-- Given exercise --
How many lines of the entries below include the word "Local"? Answer with the number alone.

(Items from a dataset)
========

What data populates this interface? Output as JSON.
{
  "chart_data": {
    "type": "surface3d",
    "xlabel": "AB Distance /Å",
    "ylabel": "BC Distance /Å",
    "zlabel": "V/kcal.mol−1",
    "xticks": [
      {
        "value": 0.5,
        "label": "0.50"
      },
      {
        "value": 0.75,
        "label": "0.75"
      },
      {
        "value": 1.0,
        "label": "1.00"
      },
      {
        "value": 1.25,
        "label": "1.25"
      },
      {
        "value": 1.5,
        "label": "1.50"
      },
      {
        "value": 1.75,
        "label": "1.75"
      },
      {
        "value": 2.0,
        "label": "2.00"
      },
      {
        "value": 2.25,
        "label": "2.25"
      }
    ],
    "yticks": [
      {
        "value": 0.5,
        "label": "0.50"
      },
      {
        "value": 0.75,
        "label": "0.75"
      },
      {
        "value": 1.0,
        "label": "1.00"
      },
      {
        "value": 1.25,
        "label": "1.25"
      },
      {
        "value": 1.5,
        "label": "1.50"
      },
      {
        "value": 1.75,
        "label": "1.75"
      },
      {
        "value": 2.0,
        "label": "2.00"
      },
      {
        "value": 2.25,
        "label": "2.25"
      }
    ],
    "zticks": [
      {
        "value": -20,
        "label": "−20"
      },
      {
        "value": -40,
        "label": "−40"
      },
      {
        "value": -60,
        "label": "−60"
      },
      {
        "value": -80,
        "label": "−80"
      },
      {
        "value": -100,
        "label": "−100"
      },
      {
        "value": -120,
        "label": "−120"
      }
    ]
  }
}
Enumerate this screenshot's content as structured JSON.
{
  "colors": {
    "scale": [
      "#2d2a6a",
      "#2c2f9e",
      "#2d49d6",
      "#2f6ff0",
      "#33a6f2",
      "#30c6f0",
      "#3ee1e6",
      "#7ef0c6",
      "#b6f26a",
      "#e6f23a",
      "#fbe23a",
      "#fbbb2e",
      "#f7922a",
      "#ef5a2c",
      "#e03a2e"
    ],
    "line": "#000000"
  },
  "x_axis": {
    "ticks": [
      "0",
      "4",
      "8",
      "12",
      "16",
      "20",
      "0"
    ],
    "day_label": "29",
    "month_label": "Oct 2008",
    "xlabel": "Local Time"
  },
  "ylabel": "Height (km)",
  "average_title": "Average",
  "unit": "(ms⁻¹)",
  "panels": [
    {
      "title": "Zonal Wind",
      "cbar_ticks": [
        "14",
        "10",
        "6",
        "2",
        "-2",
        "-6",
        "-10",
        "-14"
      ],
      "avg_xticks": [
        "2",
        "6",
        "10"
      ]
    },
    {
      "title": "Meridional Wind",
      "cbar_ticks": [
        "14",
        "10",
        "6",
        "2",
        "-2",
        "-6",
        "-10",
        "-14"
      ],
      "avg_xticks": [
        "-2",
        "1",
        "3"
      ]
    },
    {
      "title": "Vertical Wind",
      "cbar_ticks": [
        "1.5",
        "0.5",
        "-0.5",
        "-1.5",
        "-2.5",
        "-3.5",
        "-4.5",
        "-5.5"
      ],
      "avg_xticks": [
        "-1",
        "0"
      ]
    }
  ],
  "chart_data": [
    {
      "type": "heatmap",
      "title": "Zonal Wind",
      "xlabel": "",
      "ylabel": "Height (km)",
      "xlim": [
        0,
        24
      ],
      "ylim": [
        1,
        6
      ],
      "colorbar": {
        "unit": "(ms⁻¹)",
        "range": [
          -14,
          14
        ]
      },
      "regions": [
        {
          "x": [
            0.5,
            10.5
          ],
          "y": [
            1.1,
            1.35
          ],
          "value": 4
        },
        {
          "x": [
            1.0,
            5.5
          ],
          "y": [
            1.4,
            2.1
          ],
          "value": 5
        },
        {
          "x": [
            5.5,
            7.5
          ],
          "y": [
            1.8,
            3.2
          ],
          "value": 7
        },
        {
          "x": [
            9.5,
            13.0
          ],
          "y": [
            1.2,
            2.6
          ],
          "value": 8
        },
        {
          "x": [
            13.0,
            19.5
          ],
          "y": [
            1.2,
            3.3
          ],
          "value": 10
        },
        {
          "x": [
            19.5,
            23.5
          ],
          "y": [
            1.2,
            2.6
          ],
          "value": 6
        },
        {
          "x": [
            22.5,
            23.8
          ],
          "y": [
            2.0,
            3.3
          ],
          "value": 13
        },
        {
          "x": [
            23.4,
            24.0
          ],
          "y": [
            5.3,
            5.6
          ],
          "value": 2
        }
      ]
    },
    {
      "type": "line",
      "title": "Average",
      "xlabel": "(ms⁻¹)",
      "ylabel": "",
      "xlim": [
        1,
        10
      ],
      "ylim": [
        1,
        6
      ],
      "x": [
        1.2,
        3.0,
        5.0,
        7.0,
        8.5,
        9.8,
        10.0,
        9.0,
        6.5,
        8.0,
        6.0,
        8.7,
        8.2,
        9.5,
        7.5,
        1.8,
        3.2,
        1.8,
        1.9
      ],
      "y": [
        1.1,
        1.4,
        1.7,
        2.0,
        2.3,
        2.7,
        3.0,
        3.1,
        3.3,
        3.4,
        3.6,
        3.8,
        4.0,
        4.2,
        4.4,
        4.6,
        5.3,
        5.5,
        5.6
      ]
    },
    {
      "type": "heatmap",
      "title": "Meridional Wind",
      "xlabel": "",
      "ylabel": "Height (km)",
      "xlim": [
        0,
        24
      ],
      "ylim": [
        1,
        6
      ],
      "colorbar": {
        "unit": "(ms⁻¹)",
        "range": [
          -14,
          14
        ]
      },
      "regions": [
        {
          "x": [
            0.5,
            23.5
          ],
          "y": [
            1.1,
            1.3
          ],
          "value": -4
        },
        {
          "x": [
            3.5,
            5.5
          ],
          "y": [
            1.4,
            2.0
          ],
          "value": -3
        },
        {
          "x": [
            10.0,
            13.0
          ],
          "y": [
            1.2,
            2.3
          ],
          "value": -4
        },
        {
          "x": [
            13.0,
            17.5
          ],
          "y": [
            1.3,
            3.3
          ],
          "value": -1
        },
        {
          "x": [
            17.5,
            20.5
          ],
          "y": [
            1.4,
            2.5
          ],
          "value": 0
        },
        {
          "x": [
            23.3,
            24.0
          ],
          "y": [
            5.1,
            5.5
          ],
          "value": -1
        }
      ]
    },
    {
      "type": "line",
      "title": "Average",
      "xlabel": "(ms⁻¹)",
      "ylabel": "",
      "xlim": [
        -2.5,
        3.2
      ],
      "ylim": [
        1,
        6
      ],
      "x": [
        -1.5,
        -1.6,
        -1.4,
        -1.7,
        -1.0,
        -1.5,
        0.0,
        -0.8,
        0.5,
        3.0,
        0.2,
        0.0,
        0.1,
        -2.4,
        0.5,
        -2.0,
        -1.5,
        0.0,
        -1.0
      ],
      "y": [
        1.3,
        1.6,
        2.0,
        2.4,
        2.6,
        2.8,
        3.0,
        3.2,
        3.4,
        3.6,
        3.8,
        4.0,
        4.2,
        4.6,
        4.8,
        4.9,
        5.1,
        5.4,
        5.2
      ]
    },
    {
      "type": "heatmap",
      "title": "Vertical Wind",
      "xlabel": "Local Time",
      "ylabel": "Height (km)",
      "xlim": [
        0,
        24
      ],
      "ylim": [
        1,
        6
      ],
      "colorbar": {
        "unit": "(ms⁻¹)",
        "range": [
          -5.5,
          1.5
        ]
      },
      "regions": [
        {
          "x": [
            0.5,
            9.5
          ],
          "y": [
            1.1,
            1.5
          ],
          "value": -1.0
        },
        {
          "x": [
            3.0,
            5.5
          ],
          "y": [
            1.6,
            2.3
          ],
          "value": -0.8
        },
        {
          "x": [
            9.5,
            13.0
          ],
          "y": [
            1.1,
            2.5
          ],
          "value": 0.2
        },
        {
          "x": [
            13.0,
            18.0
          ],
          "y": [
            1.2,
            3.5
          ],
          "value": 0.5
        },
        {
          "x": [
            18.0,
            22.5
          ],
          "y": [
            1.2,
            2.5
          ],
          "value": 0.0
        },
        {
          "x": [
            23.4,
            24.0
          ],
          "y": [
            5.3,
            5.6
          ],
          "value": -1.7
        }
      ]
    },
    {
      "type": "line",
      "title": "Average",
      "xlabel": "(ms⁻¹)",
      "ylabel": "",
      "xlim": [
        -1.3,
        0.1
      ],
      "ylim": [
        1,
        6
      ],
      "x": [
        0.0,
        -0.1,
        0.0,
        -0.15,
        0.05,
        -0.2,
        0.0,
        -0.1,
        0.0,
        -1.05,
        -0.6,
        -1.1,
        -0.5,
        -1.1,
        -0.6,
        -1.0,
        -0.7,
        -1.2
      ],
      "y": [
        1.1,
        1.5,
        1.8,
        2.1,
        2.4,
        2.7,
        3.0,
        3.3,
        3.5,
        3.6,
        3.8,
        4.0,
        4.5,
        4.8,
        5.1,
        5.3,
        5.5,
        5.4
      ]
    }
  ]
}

========

-- Task answer --
2